▶ _ENTRIES PROVIDED_

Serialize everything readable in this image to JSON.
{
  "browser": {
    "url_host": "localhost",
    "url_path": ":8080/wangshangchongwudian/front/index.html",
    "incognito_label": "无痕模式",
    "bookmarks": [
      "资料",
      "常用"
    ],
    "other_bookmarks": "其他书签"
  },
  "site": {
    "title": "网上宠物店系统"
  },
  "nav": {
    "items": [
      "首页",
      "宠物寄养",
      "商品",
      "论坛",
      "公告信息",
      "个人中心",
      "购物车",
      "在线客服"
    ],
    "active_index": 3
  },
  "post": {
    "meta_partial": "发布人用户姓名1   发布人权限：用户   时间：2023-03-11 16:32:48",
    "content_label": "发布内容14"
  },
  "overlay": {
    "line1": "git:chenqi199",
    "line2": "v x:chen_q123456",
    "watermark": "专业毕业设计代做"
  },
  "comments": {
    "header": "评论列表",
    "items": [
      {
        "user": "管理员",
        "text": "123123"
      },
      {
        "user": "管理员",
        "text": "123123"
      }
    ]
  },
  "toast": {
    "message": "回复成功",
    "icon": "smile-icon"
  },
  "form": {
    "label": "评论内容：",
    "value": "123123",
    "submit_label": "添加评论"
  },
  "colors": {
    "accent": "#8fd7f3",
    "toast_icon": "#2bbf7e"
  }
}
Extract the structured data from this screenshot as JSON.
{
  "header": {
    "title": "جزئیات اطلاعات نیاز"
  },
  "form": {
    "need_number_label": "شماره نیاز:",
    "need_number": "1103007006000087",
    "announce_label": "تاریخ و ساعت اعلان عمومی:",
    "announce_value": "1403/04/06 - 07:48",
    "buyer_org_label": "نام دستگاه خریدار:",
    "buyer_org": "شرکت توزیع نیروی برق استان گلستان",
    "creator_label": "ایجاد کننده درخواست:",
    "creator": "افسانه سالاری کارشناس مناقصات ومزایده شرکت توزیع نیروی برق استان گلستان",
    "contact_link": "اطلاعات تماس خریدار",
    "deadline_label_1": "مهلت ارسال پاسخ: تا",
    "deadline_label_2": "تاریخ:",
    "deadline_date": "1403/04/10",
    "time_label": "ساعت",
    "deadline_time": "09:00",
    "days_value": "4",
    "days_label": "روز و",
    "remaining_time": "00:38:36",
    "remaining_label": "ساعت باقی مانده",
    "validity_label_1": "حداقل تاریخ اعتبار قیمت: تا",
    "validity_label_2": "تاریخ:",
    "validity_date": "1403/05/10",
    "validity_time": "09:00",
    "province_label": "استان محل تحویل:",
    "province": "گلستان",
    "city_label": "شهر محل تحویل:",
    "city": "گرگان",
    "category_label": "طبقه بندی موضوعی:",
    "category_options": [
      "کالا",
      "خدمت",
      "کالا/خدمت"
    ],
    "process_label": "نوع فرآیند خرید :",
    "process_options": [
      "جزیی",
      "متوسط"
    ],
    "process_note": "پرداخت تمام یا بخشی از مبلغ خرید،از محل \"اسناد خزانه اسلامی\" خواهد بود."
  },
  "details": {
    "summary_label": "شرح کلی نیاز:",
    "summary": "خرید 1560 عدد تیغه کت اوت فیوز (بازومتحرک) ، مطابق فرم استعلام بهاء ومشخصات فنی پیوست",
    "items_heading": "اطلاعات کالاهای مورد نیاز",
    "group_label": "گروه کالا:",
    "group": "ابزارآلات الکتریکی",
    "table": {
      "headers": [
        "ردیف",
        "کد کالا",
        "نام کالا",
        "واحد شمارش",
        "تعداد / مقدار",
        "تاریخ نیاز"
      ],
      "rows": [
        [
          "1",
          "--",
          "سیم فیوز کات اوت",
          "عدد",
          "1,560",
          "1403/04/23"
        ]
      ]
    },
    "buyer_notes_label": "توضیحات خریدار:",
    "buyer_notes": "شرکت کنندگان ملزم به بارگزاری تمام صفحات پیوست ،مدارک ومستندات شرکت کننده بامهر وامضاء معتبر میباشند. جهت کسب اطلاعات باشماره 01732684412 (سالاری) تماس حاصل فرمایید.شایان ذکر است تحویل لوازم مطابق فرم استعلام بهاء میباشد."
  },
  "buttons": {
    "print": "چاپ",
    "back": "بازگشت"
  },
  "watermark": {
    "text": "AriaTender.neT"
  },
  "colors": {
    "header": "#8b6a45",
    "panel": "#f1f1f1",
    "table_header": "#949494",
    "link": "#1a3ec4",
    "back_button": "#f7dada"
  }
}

▶ _TASK TO COMPLETE_
List every line above containing the word "ساعت".

▶ _RESULT OF THIS TASK_
    "announce_label": "تاریخ و ساعت اعلان عمومی:",
    "time_label": "ساعت",
    "remaining_label": "ساعت باقی مانده",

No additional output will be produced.